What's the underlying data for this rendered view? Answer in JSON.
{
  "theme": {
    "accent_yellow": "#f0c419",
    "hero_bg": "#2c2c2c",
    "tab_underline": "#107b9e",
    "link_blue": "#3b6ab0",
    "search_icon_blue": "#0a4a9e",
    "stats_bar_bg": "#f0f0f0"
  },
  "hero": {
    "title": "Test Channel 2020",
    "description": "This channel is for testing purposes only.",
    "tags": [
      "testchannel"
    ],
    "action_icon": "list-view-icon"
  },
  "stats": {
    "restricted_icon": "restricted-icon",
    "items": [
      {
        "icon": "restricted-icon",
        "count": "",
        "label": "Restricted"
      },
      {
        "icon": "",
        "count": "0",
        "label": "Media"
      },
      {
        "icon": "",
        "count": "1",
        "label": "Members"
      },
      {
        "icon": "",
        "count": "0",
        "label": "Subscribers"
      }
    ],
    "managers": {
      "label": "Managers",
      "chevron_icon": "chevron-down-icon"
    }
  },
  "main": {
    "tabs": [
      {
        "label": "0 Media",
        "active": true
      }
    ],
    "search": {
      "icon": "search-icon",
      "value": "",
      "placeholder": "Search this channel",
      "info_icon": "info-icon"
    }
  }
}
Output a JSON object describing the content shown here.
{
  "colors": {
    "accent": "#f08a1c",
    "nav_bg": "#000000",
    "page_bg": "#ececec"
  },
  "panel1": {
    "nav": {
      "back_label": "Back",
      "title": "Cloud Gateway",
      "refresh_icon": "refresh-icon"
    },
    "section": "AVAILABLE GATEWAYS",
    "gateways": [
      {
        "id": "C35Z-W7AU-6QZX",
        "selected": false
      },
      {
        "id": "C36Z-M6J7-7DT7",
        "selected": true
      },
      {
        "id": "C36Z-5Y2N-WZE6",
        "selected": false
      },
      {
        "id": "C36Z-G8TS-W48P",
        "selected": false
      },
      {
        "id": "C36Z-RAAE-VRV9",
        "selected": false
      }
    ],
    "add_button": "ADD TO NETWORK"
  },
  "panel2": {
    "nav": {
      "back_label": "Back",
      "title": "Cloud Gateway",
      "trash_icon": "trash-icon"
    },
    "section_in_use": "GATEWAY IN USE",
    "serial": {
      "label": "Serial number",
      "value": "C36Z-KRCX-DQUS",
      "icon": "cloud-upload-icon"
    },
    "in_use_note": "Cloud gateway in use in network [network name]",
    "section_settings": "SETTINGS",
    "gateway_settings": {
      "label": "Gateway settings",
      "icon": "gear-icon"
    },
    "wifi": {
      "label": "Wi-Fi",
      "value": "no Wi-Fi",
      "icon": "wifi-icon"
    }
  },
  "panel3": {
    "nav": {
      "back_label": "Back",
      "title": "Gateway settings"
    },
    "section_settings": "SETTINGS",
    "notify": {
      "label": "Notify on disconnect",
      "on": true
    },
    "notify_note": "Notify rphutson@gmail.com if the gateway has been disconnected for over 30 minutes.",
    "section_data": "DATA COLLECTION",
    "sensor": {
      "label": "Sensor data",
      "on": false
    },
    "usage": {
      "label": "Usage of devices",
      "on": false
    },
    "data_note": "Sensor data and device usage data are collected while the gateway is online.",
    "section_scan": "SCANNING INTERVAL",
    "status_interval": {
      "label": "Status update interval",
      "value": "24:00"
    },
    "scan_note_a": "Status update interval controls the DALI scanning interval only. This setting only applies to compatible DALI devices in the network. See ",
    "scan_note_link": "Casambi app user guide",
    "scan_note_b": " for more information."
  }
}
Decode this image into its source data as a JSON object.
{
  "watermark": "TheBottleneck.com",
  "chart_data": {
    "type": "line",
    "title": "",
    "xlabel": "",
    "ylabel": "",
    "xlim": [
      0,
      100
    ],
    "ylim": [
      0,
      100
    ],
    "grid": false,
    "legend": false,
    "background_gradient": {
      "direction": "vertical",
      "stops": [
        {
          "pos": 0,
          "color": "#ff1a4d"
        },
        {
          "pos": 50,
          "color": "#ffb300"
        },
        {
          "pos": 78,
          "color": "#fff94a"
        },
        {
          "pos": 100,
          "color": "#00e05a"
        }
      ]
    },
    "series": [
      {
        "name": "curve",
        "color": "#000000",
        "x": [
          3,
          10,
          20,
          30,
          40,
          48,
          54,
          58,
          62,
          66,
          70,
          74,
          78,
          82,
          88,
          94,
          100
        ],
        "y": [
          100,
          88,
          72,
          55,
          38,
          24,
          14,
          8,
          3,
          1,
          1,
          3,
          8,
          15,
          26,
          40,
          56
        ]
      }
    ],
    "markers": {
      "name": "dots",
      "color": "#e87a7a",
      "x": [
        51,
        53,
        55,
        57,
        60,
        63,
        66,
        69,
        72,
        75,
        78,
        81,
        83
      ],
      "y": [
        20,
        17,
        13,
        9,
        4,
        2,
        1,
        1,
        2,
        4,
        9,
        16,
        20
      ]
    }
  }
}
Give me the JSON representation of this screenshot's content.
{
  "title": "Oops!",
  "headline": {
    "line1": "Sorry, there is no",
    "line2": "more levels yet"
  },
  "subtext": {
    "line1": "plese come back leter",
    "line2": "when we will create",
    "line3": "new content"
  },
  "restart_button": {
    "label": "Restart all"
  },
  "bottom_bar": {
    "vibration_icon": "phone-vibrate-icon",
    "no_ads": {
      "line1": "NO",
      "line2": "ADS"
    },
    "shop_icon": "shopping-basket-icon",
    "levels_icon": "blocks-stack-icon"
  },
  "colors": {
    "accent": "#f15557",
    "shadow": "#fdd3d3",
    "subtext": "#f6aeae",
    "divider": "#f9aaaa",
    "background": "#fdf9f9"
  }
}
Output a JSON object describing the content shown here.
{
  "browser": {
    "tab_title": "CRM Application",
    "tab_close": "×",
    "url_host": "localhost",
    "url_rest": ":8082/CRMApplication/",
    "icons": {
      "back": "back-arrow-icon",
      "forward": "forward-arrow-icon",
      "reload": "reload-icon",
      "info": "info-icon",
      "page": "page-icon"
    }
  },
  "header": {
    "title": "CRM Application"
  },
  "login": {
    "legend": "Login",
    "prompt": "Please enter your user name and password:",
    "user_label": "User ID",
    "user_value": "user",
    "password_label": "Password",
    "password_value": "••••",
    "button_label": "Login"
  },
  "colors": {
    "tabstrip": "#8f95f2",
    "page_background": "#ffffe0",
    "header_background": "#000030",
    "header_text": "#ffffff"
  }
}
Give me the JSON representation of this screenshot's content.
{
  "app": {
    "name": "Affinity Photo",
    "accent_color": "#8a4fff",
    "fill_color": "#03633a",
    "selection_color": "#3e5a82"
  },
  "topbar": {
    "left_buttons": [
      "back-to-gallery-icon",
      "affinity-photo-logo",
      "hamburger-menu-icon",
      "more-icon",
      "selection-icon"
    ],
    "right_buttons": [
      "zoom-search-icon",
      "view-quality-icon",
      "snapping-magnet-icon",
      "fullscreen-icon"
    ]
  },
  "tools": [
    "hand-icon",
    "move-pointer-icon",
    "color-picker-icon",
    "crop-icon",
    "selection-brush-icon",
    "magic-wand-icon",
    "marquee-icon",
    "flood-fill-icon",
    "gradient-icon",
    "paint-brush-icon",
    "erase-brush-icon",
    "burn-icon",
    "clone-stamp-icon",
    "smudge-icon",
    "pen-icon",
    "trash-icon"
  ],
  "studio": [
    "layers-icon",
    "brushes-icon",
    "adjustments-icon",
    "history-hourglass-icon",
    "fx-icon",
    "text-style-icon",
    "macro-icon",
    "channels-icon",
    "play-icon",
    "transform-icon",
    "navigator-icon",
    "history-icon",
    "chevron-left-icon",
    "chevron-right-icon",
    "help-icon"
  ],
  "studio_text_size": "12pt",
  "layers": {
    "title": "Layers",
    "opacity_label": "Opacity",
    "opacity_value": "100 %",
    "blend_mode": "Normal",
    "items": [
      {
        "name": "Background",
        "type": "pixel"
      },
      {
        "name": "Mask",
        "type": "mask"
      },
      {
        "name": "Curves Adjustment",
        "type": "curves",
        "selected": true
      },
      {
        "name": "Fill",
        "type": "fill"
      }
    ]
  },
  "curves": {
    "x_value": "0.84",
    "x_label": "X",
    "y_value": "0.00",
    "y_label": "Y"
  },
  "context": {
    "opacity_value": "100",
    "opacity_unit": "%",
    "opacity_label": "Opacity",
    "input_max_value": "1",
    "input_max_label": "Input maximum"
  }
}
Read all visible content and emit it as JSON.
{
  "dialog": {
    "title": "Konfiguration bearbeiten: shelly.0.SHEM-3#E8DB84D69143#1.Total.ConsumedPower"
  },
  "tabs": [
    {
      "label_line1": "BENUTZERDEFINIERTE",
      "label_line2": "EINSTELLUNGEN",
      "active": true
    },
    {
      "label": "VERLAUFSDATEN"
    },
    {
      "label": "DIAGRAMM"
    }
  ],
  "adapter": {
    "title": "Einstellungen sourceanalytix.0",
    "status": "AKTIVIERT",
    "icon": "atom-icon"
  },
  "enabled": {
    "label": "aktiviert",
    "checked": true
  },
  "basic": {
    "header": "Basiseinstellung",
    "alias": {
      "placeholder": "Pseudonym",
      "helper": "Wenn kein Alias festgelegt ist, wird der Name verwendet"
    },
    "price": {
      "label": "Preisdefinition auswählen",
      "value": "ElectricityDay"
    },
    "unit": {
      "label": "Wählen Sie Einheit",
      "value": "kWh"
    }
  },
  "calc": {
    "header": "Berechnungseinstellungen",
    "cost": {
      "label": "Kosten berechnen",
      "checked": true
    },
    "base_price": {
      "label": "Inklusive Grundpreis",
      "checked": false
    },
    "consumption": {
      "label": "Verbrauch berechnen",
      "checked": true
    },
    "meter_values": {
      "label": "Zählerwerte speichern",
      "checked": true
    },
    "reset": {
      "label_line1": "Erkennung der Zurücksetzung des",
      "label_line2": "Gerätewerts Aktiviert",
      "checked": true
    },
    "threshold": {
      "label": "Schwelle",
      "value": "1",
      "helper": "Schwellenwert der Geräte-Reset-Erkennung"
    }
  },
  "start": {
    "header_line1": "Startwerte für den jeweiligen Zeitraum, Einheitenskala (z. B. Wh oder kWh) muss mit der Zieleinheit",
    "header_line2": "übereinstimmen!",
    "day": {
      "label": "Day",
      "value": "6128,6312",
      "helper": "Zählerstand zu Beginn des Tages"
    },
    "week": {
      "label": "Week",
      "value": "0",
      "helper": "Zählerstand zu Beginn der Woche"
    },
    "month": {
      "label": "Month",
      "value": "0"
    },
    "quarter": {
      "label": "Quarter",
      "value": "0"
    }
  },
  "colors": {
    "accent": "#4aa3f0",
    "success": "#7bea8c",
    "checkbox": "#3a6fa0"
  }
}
---
**Work to complete**
Select the lines from the entries that include the word "view".

**Written response**
What's the underlying data for this rendered view? Answer in JSON.
    "action_icon": "list-view-icon"
      "view-quality-icon",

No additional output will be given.